▶ **What this task involves**: Write out the records again, exactly, leaving none out.

▶ **Data rows**:
####
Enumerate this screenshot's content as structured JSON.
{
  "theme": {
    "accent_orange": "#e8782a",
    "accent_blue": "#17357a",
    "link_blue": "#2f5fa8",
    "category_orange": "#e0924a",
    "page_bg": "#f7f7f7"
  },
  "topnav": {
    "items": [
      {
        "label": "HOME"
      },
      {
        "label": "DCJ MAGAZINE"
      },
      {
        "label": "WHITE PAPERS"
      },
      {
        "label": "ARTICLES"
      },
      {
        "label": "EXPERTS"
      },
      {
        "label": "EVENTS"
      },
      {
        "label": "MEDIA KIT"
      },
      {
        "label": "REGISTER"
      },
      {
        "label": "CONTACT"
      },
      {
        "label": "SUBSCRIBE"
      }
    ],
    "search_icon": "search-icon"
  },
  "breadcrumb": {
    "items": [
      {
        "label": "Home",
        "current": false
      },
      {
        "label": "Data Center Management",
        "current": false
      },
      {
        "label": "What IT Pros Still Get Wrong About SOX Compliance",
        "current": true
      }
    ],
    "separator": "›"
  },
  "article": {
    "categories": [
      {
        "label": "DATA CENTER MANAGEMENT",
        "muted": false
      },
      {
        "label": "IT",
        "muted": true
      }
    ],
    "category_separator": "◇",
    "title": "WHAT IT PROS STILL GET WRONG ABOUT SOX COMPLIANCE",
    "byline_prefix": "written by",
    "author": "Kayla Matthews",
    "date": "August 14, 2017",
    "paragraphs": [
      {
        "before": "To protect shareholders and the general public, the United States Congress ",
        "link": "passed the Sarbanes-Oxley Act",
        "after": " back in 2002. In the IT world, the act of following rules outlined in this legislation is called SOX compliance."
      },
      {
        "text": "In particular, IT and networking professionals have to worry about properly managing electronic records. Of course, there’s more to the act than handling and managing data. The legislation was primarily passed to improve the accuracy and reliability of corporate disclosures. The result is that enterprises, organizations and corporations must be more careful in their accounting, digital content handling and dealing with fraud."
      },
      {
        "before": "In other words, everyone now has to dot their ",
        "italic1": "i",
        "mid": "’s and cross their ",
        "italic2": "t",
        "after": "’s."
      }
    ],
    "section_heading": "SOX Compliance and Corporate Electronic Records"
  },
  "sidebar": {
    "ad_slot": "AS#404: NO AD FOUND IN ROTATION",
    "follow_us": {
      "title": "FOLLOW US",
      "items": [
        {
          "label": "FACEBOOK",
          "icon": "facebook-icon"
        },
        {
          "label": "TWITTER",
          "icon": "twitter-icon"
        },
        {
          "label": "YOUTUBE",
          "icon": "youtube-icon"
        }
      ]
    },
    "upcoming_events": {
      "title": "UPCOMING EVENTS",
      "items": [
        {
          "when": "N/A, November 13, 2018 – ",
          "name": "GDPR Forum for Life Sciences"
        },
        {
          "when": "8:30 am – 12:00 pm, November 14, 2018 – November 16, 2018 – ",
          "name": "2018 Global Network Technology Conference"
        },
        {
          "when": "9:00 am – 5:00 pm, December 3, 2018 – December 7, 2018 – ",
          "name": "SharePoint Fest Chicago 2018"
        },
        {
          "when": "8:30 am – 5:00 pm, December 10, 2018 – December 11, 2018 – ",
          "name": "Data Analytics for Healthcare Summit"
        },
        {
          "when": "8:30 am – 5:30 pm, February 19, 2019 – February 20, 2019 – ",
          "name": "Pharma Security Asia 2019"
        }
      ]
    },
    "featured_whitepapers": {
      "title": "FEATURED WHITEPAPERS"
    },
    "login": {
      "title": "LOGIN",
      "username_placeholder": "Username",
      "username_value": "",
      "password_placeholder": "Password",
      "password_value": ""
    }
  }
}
####
▶ **Task output**:
Enumerate this screenshot's content as structured JSON.
{
  "theme": {
    "accent_orange": "#e8782a",
    "accent_blue": "#17357a",
    "link_blue": "#2f5fa8",
    "category_orange": "#e0924a",
    "page_bg": "#f7f7f7"
  },
  "topnav": {
    "items": [
      {
        "label": "HOME"
      },
      {
        "label": "DCJ MAGAZINE"
      },
      {
        "label": "WHITE PAPERS"
      },
      {
        "label": "ARTICLES"
      },
      {
        "label": "EXPERTS"
      },
      {
        "label": "EVENTS"
      },
      {
        "label": "MEDIA KIT"
      },
      {
        "label": "REGISTER"
      },
      {
        "label": "CONTACT"
      },
      {
        "label": "SUBSCRIBE"
      }
    ],
    "search_icon": "search-icon"
  },
  "breadcrumb": {
    "items": [
      {
        "label": "Home",
        "current": false
      },
      {
        "label": "Data Center Management",
        "current": false
      },
      {
        "label": "What IT Pros Still Get Wrong About SOX Compliance",
        "current": true
      }
    ],
    "separator": "›"
  },
  "article": {
    "categories": [
      {
        "label": "DATA CENTER MANAGEMENT",
        "muted": false
      },
      {
        "label": "IT",
        "muted": true
      }
    ],
    "category_separator": "◇",
    "title": "WHAT IT PROS STILL GET WRONG ABOUT SOX COMPLIANCE",
    "byline_prefix": "written by",
    "author": "Kayla Matthews",
    "date": "August 14, 2017",
    "paragraphs": [
      {
        "before": "To protect shareholders and the general public, the United States Congress ",
        "link": "passed the Sarbanes-Oxley Act",
        "after": " back in 2002. In the IT world, the act of following rules outlined in this legislation is called SOX compliance."
      },
      {
        "text": "In particular, IT and networking professionals have to worry about properly managing electronic records. Of course, there’s more to the act than handling and managing data. The legislation was primarily passed to improve the accuracy and reliability of corporate disclosures. The result is that enterprises, organizations and corporations must be more careful in their accounting, digital content handling and dealing with fraud."
      },
      {
        "before": "In other words, everyone now has to dot their ",
        "italic1": "i",
        "mid": "’s and cross their ",
        "italic2": "t",
        "after": "’s."
      }
    ],
    "section_heading": "SOX Compliance and Corporate Electronic Records"
  },
  "sidebar": {
    "ad_slot": "AS#404: NO AD FOUND IN ROTATION",
    "follow_us": {
      "title": "FOLLOW US",
      "items": [
        {
          "label": "FACEBOOK",
          "icon": "facebook-icon"
        },
        {
          "label": "TWITTER",
          "icon": "twitter-icon"
        },
        {
          "label": "YOUTUBE",
          "icon": "youtube-icon"
        }
      ]
    },
    "upcoming_events": {
      "title": "UPCOMING EVENTS",
      "items": [
        {
          "when": "N/A, November 13, 2018 – ",
          "name": "GDPR Forum for Life Sciences"
        },
        {
          "when": "8:30 am – 12:00 pm, November 14, 2018 – November 16, 2018 – ",
          "name": "2018 Global Network Technology Conference"
        },
        {
          "when": "9:00 am – 5:00 pm, December 3, 2018 – December 7, 2018 – ",
          "name": "SharePoint Fest Chicago 2018"
        },
        {
          "when": "8:30 am – 5:00 pm, December 10, 2018 – December 11, 2018 – ",
          "name": "Data Analytics for Healthcare Summit"
        },
        {
          "when": "8:30 am – 5:30 pm, February 19, 2019 – February 20, 2019 – ",
          "name": "Pharma Security Asia 2019"
        }
      ]
    },
    "featured_whitepapers": {
      "title": "FEATURED WHITEPAPERS"
    },
    "login": {
      "title": "LOGIN",
      "username_placeholder": "Username",
      "username_value": "",
      "password_placeholder": "Password",
      "password_value": ""
    }
  }
}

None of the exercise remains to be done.